Provided records
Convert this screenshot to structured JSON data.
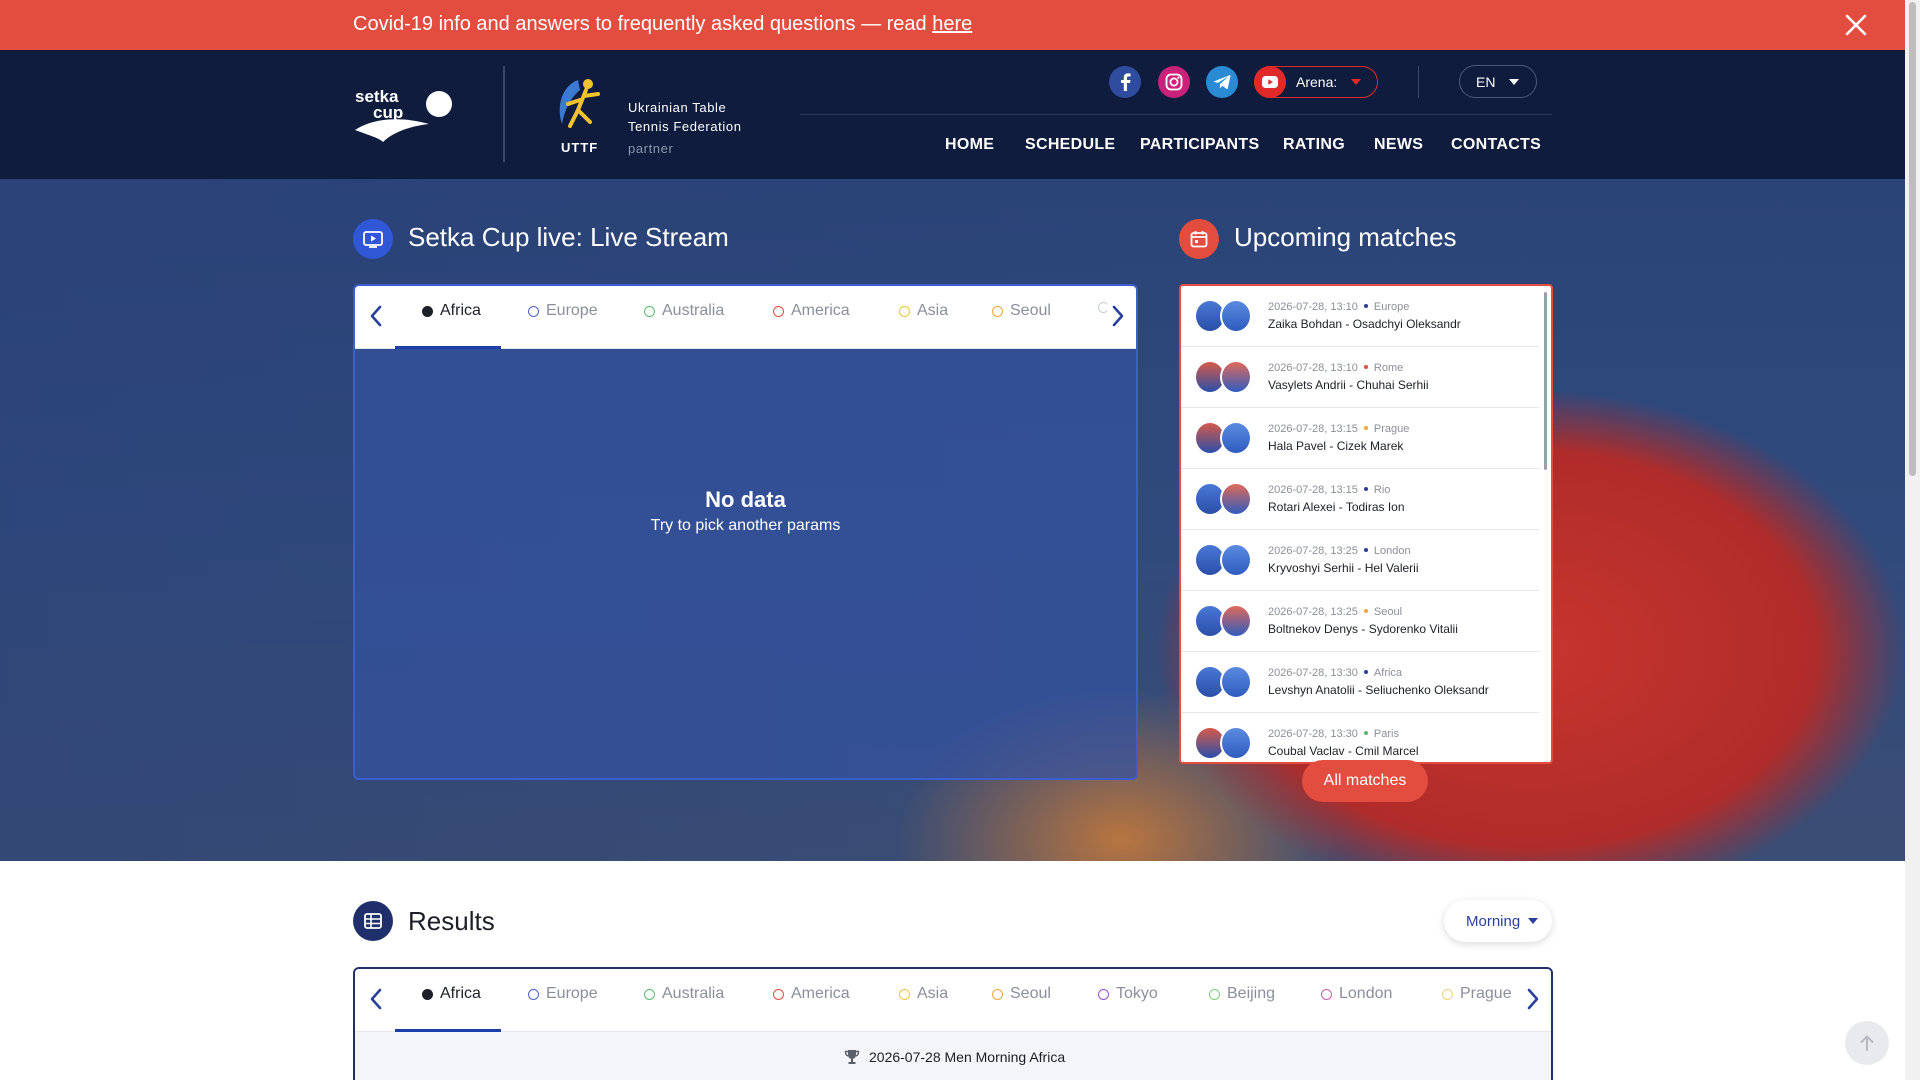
{
  "banner": {
    "text": "Covid-19 info and answers to frequently asked questions — read ",
    "link": "here"
  },
  "header": {
    "uttf_label": "UTTF",
    "uttf_name_line1": "Ukrainian Table",
    "uttf_name_line2": "Tennis Federation",
    "uttf_partner": "partner",
    "arena_label": "Arena:",
    "language": "EN",
    "nav": [
      "HOME",
      "SCHEDULE",
      "PARTICIPANTS",
      "RATING",
      "NEWS",
      "CONTACTS"
    ]
  },
  "live": {
    "title": "Setka Cup live: Live Stream",
    "tabs": [
      {
        "label": "Africa",
        "color": "#1c1f28"
      },
      {
        "label": "Europe",
        "color": "#4f62c9"
      },
      {
        "label": "Australia",
        "color": "#5bb86a"
      },
      {
        "label": "America",
        "color": "#e24d3f"
      },
      {
        "label": "Asia",
        "color": "#f0c53a"
      },
      {
        "label": "Seoul",
        "color": "#f0a53a"
      }
    ],
    "no_data_title": "No data",
    "no_data_sub": "Try to pick another params"
  },
  "upcoming": {
    "title": "Upcoming matches",
    "items": [
      {
        "time": "2026-07-28, 13:10",
        "city": "Europe",
        "dot": "#2a3f9c",
        "players": "Zaika Bohdan - Osadchyi Oleksandr"
      },
      {
        "time": "2026-07-28, 13:10",
        "city": "Rome",
        "dot": "#e24d3f",
        "players": "Vasylets Andrii - Chuhai Serhii"
      },
      {
        "time": "2026-07-28, 13:15",
        "city": "Prague",
        "dot": "#f0a53a",
        "players": "Hala Pavel - Cizek Marek"
      },
      {
        "time": "2026-07-28, 13:15",
        "city": "Rio",
        "dot": "#2a3f9c",
        "players": "Rotari Alexei - Todiras Ion"
      },
      {
        "time": "2026-07-28, 13:25",
        "city": "London",
        "dot": "#2a3f9c",
        "players": "Kryvoshyi Serhii - Hel Valerii"
      },
      {
        "time": "2026-07-28, 13:25",
        "city": "Seoul",
        "dot": "#f0a53a",
        "players": "Boltnekov Denys - Sydorenko Vitalii"
      },
      {
        "time": "2026-07-28, 13:30",
        "city": "Africa",
        "dot": "#2a3f9c",
        "players": "Levshyn Anatolii - Seliuchenko Oleksandr"
      },
      {
        "time": "2026-07-28, 13:30",
        "city": "Paris",
        "dot": "#5bb86a",
        "players": "Coubal Vaclav - Cmil Marcel"
      }
    ],
    "all_button": "All matches"
  },
  "results": {
    "title": "Results",
    "period": "Morning",
    "tabs": [
      {
        "label": "Africa",
        "color": "#1c1f28"
      },
      {
        "label": "Europe",
        "color": "#4f62c9"
      },
      {
        "label": "Australia",
        "color": "#5bb86a"
      },
      {
        "label": "America",
        "color": "#e24d3f"
      },
      {
        "label": "Asia",
        "color": "#f0c53a"
      },
      {
        "label": "Seoul",
        "color": "#f0a53a"
      },
      {
        "label": "Tokyo",
        "color": "#9b4fd0"
      },
      {
        "label": "Beijing",
        "color": "#7ed07a"
      },
      {
        "label": "London",
        "color": "#c95fa8"
      },
      {
        "label": "Prague",
        "color": "#f3d07a"
      }
    ],
    "caption": "2026-07-28 Men Morning Africa"
  },
  "colors": {
    "brand_red": "#e24d3f",
    "navy": "#0f1c3d",
    "accent_blue": "#2a3f9c"
  }
}
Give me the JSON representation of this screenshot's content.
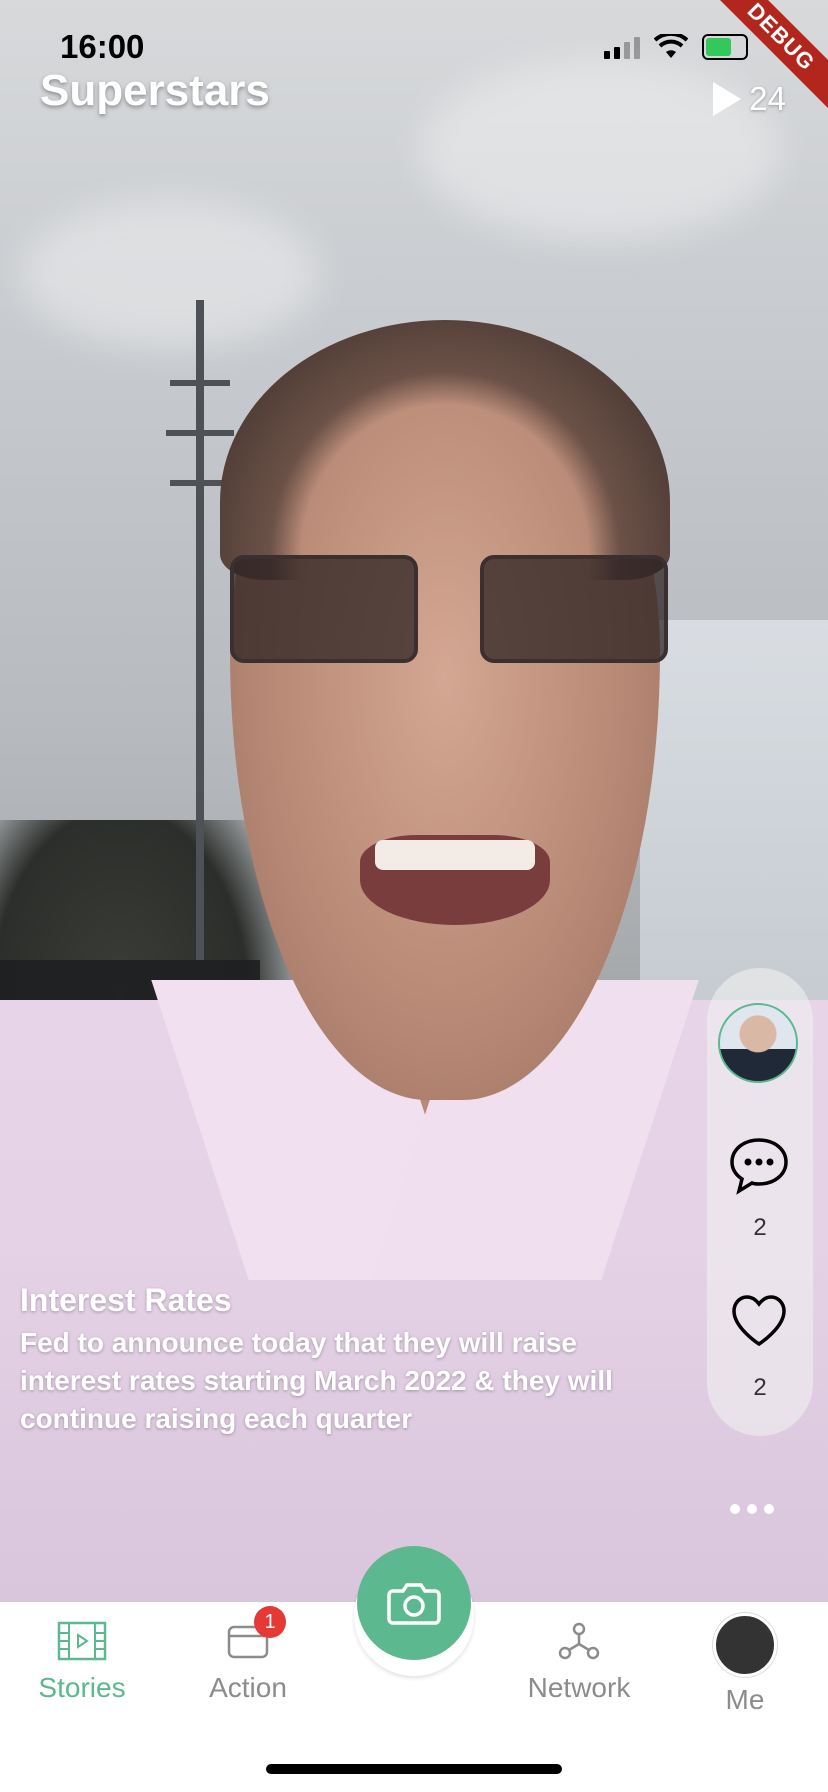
{
  "status_bar": {
    "time": "16:00",
    "debug_label": "DEBUG",
    "icons": [
      "signal-icon",
      "wifi-icon",
      "battery-charging-icon"
    ]
  },
  "header": {
    "title": "Superstars",
    "views_count": "24"
  },
  "story": {
    "title": "Interest Rates",
    "text": "Fed to announce today that they will raise interest rates starting March 2022 & they will continue raising each quarter"
  },
  "actions": {
    "comments_count": "2",
    "likes_count": "2"
  },
  "tabs": {
    "stories": "Stories",
    "action": "Action",
    "action_badge": "1",
    "network": "Network",
    "me": "Me"
  },
  "colors": {
    "accent": "#5cb88e",
    "badge": "#e53935",
    "inactive": "#8c8c8c"
  }
}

Aim of the exercise
Copy out the data above exactly, except the pictures.

Response
Convert this screenshot to structured JSON data.
{
  "banner": {
    "text": "Covid-19 info and answers to frequently asked questions — read ",
    "link": "here"
  },
  "header": {
    "uttf_label": "UTTF",
    "uttf_name_line1": "Ukrainian Table",
    "uttf_name_line2": "Tennis Federation",
    "uttf_partner": "partner",
    "arena_label": "Arena:",
    "language": "EN",
    "nav": [
      "HOME",
      "SCHEDULE",
      "PARTICIPANTS",
      "RATING",
      "NEWS",
      "CONTACTS"
    ]
  },
  "live": {
    "title": "Setka Cup live: Live Stream",
    "tabs": [
      {
        "label": "Africa",
        "color": "#1c1f28"
      },
      {
        "label": "Europe",
        "color": "#4f62c9"
      },
      {
        "label": "Australia",
        "color": "#5bb86a"
      },
      {
        "label": "America",
        "color": "#e24d3f"
      },
      {
        "label": "Asia",
        "color": "#f0c53a"
      },
      {
        "label": "Seoul",
        "color": "#f0a53a"
      }
    ],
    "no_data_title": "No data",
    "no_data_sub": "Try to pick another params"
  },
  "upcoming": {
    "title": "Upcoming matches",
    "items": [
      {
        "time": "2026-07-28, 13:10",
        "city": "Europe",
        "dot": "#2a3f9c",
        "players": "Zaika Bohdan - Osadchyi Oleksandr"
      },
      {
        "time": "2026-07-28, 13:10",
        "city": "Rome",
        "dot": "#e24d3f",
        "players": "Vasylets Andrii - Chuhai Serhii"
      },
      {
        "time": "2026-07-28, 13:15",
        "city": "Prague",
        "dot": "#f0a53a",
        "players": "Hala Pavel - Cizek Marek"
      },
      {
        "time": "2026-07-28, 13:15",
        "city": "Rio",
        "dot": "#2a3f9c",
        "players": "Rotari Alexei - Todiras Ion"
      },
      {
        "time": "2026-07-28, 13:25",
        "city": "London",
        "dot": "#2a3f9c",
        "players": "Kryvoshyi Serhii - Hel Valerii"
      },
      {
        "time": "2026-07-28, 13:25",
        "city": "Seoul",
        "dot": "#f0a53a",
        "players": "Boltnekov Denys - Sydorenko Vitalii"
      },
      {
        "time": "2026-07-28, 13:30",
        "city": "Africa",
        "dot": "#2a3f9c",
        "players": "Levshyn Anatolii - Seliuchenko Oleksandr"
      },
      {
        "time": "2026-07-28, 13:30",
        "city": "Paris",
        "dot": "#5bb86a",
        "players": "Coubal Vaclav - Cmil Marcel"
      }
    ],
    "all_button": "All matches"
  },
  "results": {
    "title": "Results",
    "period": "Morning",
    "tabs": [
      {
        "label": "Africa",
        "color": "#1c1f28"
      },
      {
        "label": "Europe",
        "color": "#4f62c9"
      },
      {
        "label": "Australia",
        "color": "#5bb86a"
      },
      {
        "label": "America",
        "color": "#e24d3f"
      },
      {
        "label": "Asia",
        "color": "#f0c53a"
      },
      {
        "label": "Seoul",
        "color": "#f0a53a"
      },
      {
        "label": "Tokyo",
        "color": "#9b4fd0"
      },
      {
        "label": "Beijing",
        "color": "#7ed07a"
      },
      {
        "label": "London",
        "color": "#c95fa8"
      },
      {
        "label": "Prague",
        "color": "#f3d07a"
      }
    ],
    "caption": "2026-07-28 Men Morning Africa"
  },
  "colors": {
    "brand_red": "#e24d3f",
    "navy": "#0f1c3d",
    "accent_blue": "#2a3f9c"
  }
}
Give me the JSON representation of this screenshot's content.
{
  "status_bar": {
    "time": "16:00",
    "debug_label": "DEBUG",
    "icons": [
      "signal-icon",
      "wifi-icon",
      "battery-charging-icon"
    ]
  },
  "header": {
    "title": "Superstars",
    "views_count": "24"
  },
  "story": {
    "title": "Interest Rates",
    "text": "Fed to announce today that they will raise interest rates starting March 2022 & they will continue raising each quarter"
  },
  "actions": {
    "comments_count": "2",
    "likes_count": "2"
  },
  "tabs": {
    "stories": "Stories",
    "action": "Action",
    "action_badge": "1",
    "network": "Network",
    "me": "Me"
  },
  "colors": {
    "accent": "#5cb88e",
    "badge": "#e53935",
    "inactive": "#8c8c8c"
  }
}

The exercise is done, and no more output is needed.